_Problem description_.
Find how many lines of the listing include the string "Wheel", and report only that figure.

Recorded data
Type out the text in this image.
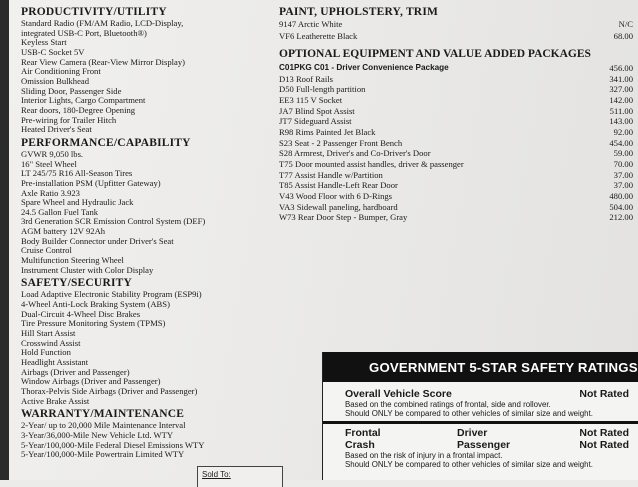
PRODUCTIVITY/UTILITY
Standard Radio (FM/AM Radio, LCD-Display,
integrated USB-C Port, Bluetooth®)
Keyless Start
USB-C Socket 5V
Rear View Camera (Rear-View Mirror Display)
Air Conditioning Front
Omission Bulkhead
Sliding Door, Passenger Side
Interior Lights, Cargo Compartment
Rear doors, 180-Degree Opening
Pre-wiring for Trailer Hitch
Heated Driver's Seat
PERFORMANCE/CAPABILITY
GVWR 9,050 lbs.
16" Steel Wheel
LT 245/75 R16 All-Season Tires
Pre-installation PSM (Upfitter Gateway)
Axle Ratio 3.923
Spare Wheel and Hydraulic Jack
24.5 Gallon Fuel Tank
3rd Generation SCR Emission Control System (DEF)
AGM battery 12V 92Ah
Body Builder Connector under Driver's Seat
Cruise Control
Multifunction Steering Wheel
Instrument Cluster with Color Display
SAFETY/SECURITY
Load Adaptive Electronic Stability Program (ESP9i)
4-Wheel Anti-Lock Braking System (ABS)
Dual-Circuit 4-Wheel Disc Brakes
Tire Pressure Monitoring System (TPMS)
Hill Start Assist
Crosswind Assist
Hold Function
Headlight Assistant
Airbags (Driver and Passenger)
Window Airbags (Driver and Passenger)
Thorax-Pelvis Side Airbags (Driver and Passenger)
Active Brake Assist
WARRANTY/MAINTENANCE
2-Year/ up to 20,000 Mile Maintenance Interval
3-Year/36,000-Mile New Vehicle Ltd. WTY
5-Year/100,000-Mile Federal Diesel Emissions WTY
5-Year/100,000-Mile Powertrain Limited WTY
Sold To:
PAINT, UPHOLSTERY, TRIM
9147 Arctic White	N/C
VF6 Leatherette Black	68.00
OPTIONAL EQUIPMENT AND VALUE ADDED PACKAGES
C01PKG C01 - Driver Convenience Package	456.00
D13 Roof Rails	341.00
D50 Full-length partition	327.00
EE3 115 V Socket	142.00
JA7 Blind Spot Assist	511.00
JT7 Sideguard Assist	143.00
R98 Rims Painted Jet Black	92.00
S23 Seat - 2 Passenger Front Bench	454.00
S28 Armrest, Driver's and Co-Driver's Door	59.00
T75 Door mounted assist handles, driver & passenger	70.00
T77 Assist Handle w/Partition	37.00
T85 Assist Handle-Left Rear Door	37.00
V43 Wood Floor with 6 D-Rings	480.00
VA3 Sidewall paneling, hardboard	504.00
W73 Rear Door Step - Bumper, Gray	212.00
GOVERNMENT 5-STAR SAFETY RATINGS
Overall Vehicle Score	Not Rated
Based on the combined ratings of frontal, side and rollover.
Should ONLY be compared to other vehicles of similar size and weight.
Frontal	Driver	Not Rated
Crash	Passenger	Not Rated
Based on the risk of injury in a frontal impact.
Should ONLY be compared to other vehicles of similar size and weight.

_Answer_.
5